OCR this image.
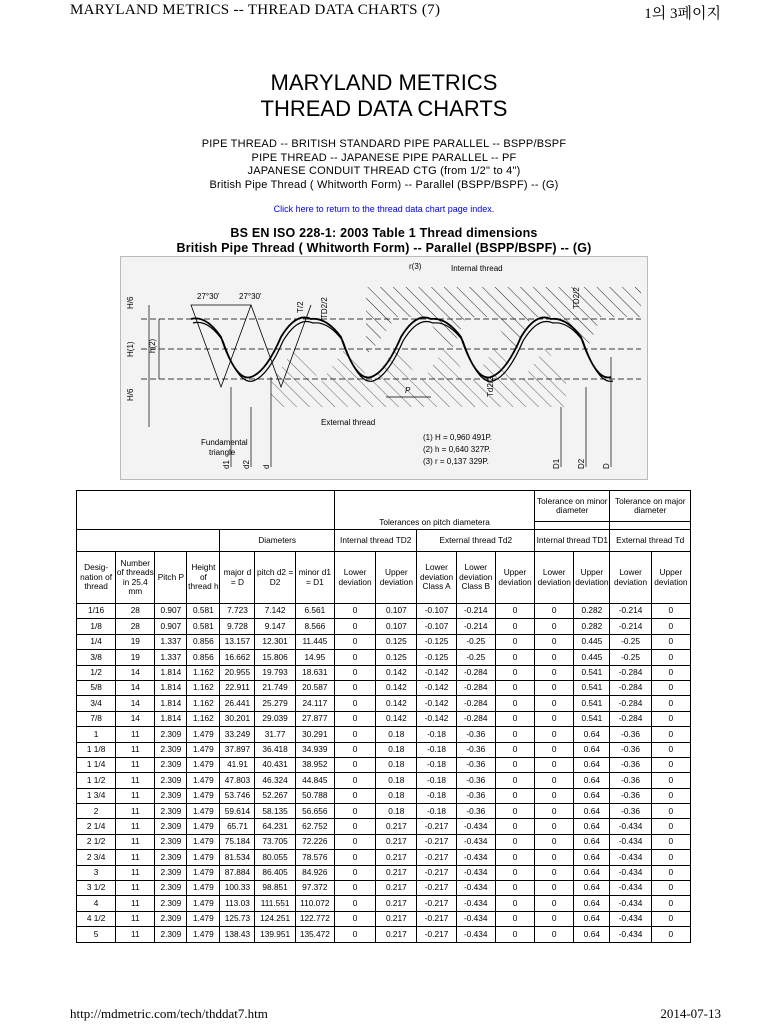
MARYLAND METRICS -- THREAD DATA CHARTS (7)	1의 3페이지
MARYLAND METRICS
THREAD DATA CHARTS
PIPE THREAD -- BRITISH STANDARD PIPE PARALLEL -- BSPP/BSPF
PIPE THREAD -- JAPANESE PIPE PARALLEL -- PF
JAPANESE CONDUIT THREAD CTG (from 1/2" to 4")
British Pipe Thread ( Whitworth Form) -- Parallel (BSPP/BSPF) -- (G)
Click here to return to the thread data chart page index.
BS EN ISO 228-1: 2003 Table 1 Thread dimensions
British Pipe Thread ( Whitworth Form) -- Parallel (BSPP/BSPF) -- (G)
27°30' 27°30'
Internal thread
External thread
Fundamental
triangle
r(3)
P
(1) H = 0,960 491P.
(2) h = 0,640 327P.
(3) r = 0,137 329P.
H/6
H(1) h(2)
H/6
T/2 TD2/2	TD2/2
Td2/2
d1 d2 d	D1 D2 D
							Tolerances on pitch diametera					Tolerance on minor diameter		Tolerance on major diameter	

				Diameters			Internal thread TD2		External thread Td2			Internal thread TD1		External thread Td	
Desig-nation of thread	Number of threads in 25.4 mm	Pitch P	Height of thread h	major d = D	pitch d2 = D2	minor d1 = D1	Lower deviation	Upper deviation	Lower deviation Class A	Lower deviation Class B	Upper deviation	Lower deviation	Upper deviation	Lower deviation	Upper deviation
1/16	28	0.907	0.581	7.723	7.142	6.561	0	0.107	-0.107	-0.214	0	0	0.282	-0.214	0
1/8	28	0.907	0.581	9.728	9.147	8.566	0	0.107	-0.107	-0.214	0	0	0.282	-0.214	0
1/4	19	1.337	0.856	13.157	12.301	11.445	0	0.125	-0.125	-0.25	0	0	0.445	-0.25	0
3/8	19	1.337	0.856	16.662	15.806	14.95	0	0.125	-0.125	-0.25	0	0	0.445	-0.25	0
1/2	14	1.814	1.162	20.955	19.793	18.631	0	0.142	-0.142	-0.284	0	0	0.541	-0.284	0
5/8	14	1.814	1.162	22.911	21.749	20.587	0	0.142	-0.142	-0.284	0	0	0.541	-0.284	0
3/4	14	1.814	1.162	26.441	25.279	24.117	0	0.142	-0.142	-0.284	0	0	0.541	-0.284	0
7/8	14	1.814	1.162	30.201	29.039	27.877	0	0.142	-0.142	-0.284	0	0	0.541	-0.284	0
1	11	2.309	1.479	33.249	31.77	30.291	0	0.18	-0.18	-0.36	0	0	0.64	-0.36	0
1 1/8	11	2.309	1.479	37.897	36.418	34.939	0	0.18	-0.18	-0.36	0	0	0.64	-0.36	0
1 1/4	11	2.309	1.479	41.91	40.431	38.952	0	0.18	-0.18	-0.36	0	0	0.64	-0.36	0
1 1/2	11	2.309	1.479	47.803	46.324	44.845	0	0.18	-0.18	-0.36	0	0	0.64	-0.36	0
1 3/4	11	2.309	1.479	53.746	52.267	50.788	0	0.18	-0.18	-0.36	0	0	0.64	-0.36	0
2	11	2.309	1.479	59.614	58.135	56.656	0	0.18	-0.18	-0.36	0	0	0.64	-0.36	0
2 1/4	11	2.309	1.479	65.71	64.231	62.752	0	0.217	-0.217	-0.434	0	0	0.64	-0.434	0
2 1/2	11	2.309	1.479	75.184	73.705	72.226	0	0.217	-0.217	-0.434	0	0	0.64	-0.434	0
2 3/4	11	2.309	1.479	81.534	80.055	78.576	0	0.217	-0.217	-0.434	0	0	0.64	-0.434	0
3	11	2.309	1.479	87.884	86.405	84.926	0	0.217	-0.217	-0.434	0	0	0.64	-0.434	0
3 1/2	11	2.309	1.479	100.33	98.851	97.372	0	0.217	-0.217	-0.434	0	0	0.64	-0.434	0
4	11	2.309	1.479	113.03	111.551	110.072	0	0.217	-0.217	-0.434	0	0	0.64	-0.434	0
4 1/2	11	2.309	1.479	125.73	124.251	122.772	0	0.217	-0.217	-0.434	0	0	0.64	-0.434	0
5	11	2.309	1.479	138.43	139.951	135.472	0	0.217	-0.217	-0.434	0	0	0.64	-0.434	0
http://mdmetric.com/tech/thddat7.htm	2014-07-13
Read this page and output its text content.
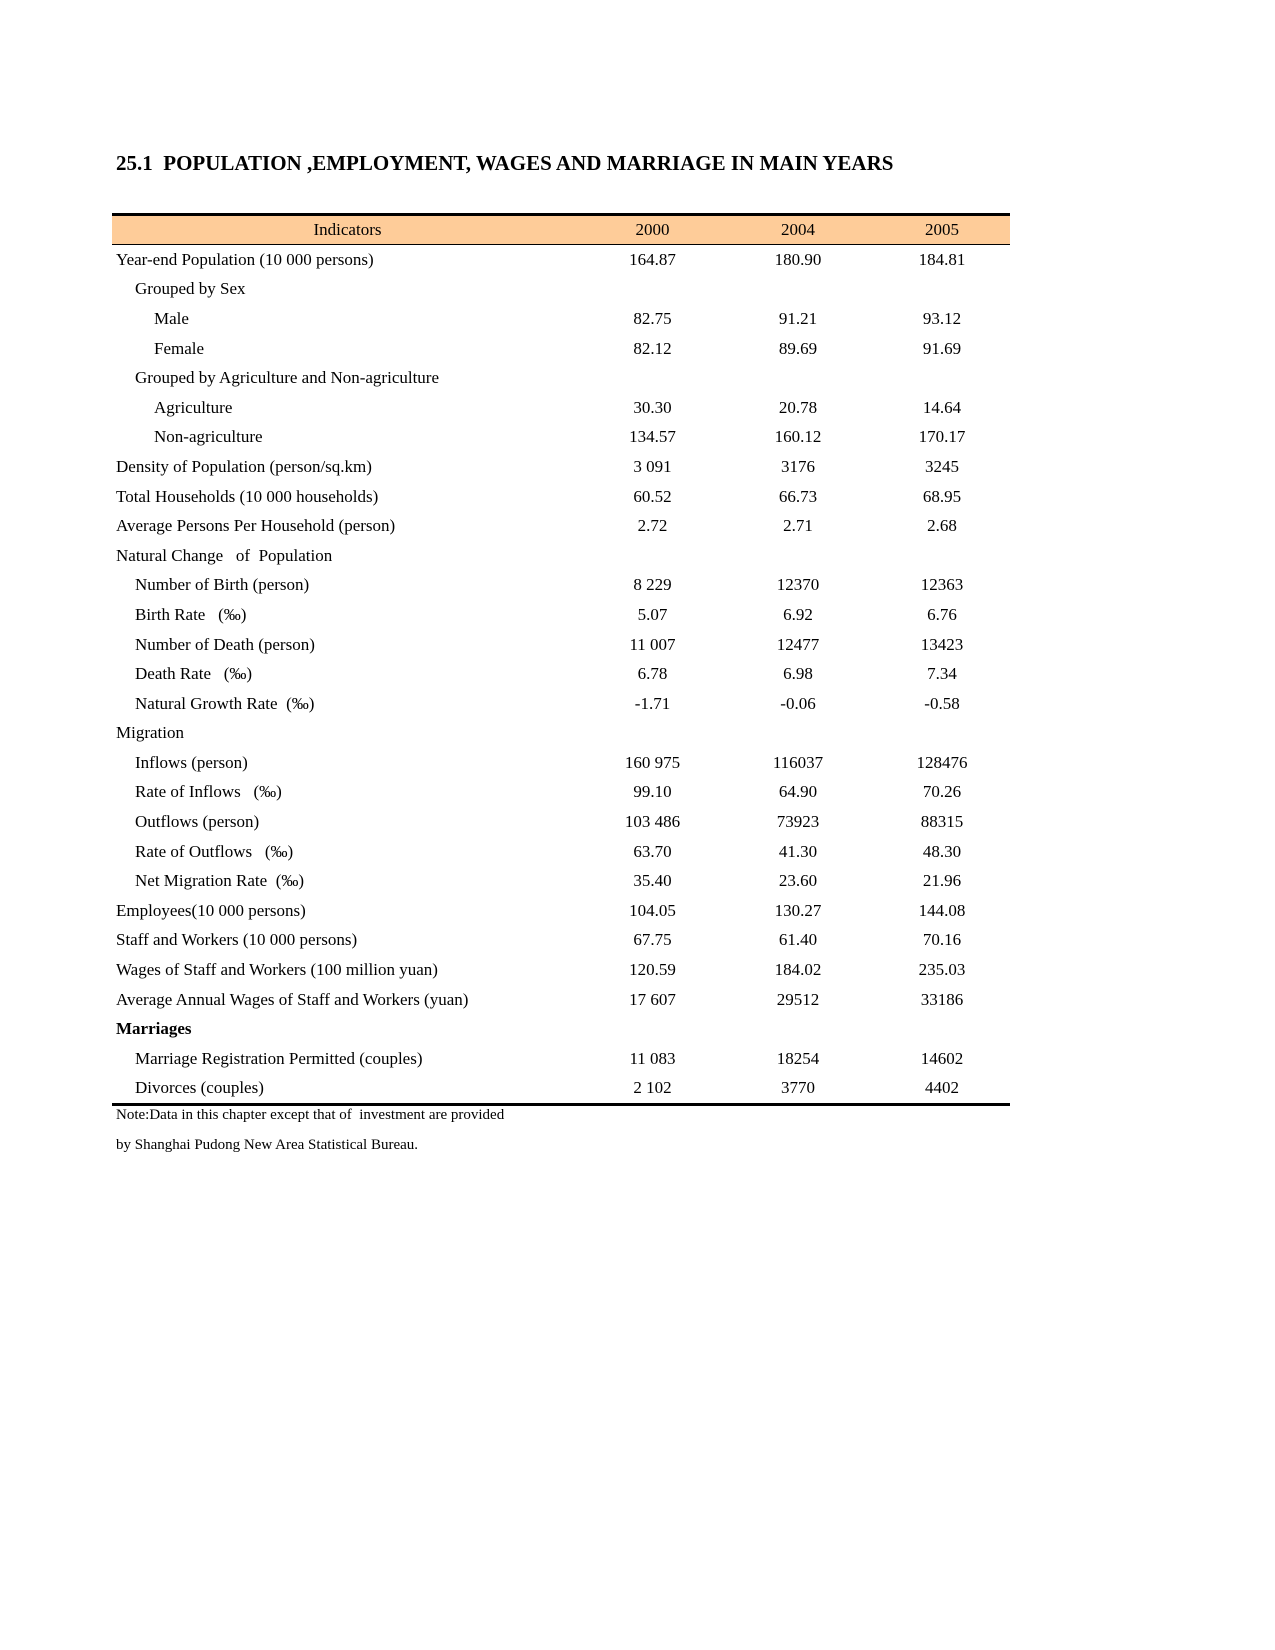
25.1  POPULATION ,EMPLOYMENT, WAGES AND MARRIAGE IN MAIN YEARS
Indicators	2000	2004	2005
Year-end Population (10 000 persons)	164.87	180.90	184.81
Grouped by Sex			
Male	82.75	91.21	93.12
Female	82.12	89.69	91.69
Grouped by Agriculture and Non-agriculture			
Agriculture	30.30	20.78	14.64
Non-agriculture	134.57	160.12	170.17
Density of Population (person/sq.km)	3 091	3176	3245
Total Households (10 000 households)	60.52	66.73	68.95
Average Persons Per Household (person)	2.72	2.71	2.68
Natural Change   of  Population			
Number of Birth (person)	8 229	12370	12363
Birth Rate   (‰)	5.07	6.92	6.76
Number of Death (person)	11 007	12477	13423
Death Rate   (‰)	6.78	6.98	7.34
Natural Growth Rate  (‰)	-1.71	-0.06	-0.58
Migration			
Inflows (person)	160 975	116037	128476
Rate of Inflows   (‰)	99.10	64.90	70.26
Outflows (person)	103 486	73923	88315
Rate of Outflows   (‰)	63.70	41.30	48.30
Net Migration Rate  (‰)	35.40	23.60	21.96
Employees(10 000 persons)	104.05	130.27	144.08
Staff and Workers (10 000 persons)	67.75	61.40	70.16
Wages of Staff and Workers (100 million yuan)	120.59	184.02	235.03
Average Annual Wages of Staff and Workers (yuan)	17 607	29512	33186
Marriages			
Marriage Registration Permitted (couples)	11 083	18254	14602
Divorces (couples)	2 102	3770	4402

Note:Data in this chapter except that of  investment are provided

by Shanghai Pudong New Area Statistical Bureau.
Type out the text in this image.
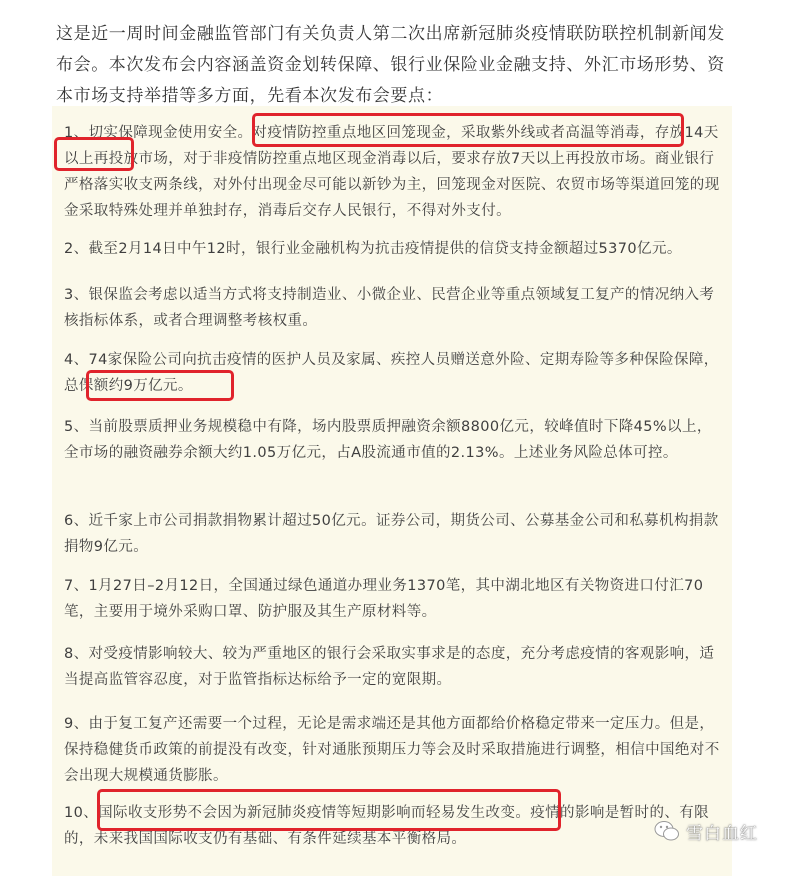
这是近一周时间金融监管部门有关负责人第二次出席新冠肺炎疫情联防联控机制新闻发布会。本次发布会内容涵盖资金划转保障、银行业保险业金融支持、外汇市场形势、资本市场支持举措等多方面，先看本次发布会要点：

1、切实保障现金使用安全。对疫情防控重点地区回笼现金，采取紫外线或者高温等消毒，存放14天以上再投放市场，对于非疫情防控重点地区现金消毒以后，要求存放7天以上再投放市场。商业银行严格落实收支两条线，对外付出现金尽可能以新钞为主，回笼现金对医院、农贸市场等渠道回笼的现金采取特殊处理并单独封存，消毒后交存人民银行，不得对外支付。
2、截至2月14日中午12时，银行业金融机构为抗击疫情提供的信贷支持金额超过5370亿元。
3、银保监会考虑以适当方式将支持制造业、小微企业、民营企业等重点领域复工复产的情况纳入考核指标体系，或者合理调整考核权重。
4、74家保险公司向抗击疫情的医护人员及家属、疾控人员赠送意外险、定期寿险等多种保险保障，总保额约9万亿元。
5、当前股票质押业务规模稳中有降，场内股票质押融资余额8800亿元，较峰值时下降45%以上，全市场的融资融券余额大约1.05万亿元，占A股流通市值的2.13%。上述业务风险总体可控。
6、近千家上市公司捐款捐物累计超过50亿元。证券公司，期货公司、公募基金公司和私募机构捐款捐物9亿元。
7、1月27日–2月12日，全国通过绿色通道办理业务1370笔，其中湖北地区有关物资进口付汇70笔，主要用于境外采购口罩、防护服及其生产原材料等。
8、对受疫情影响较大、较为严重地区的银行会采取实事求是的态度，充分考虑疫情的客观影响，适当提高监管容忍度，对于监管指标达标给予一定的宽限期。
9、由于复工复产还需要一个过程，无论是需求端还是其他方面都给价格稳定带来一定压力。但是，保持稳健货币政策的前提没有改变，针对通胀预期压力等会及时采取措施进行调整，相信中国绝对不会出现大规模通货膨胀。
10、国际收支形势不会因为新冠肺炎疫情等短期影响而轻易发生改变。疫情的影响是暂时的、有限的，未来我国国际收支仍有基础、有条件延续基本平衡格局。	雪白血红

########################################

Using the entries above, return each line that includes the word "image".

**Completed exercise:**
OCR this image.
Type out the text in this image.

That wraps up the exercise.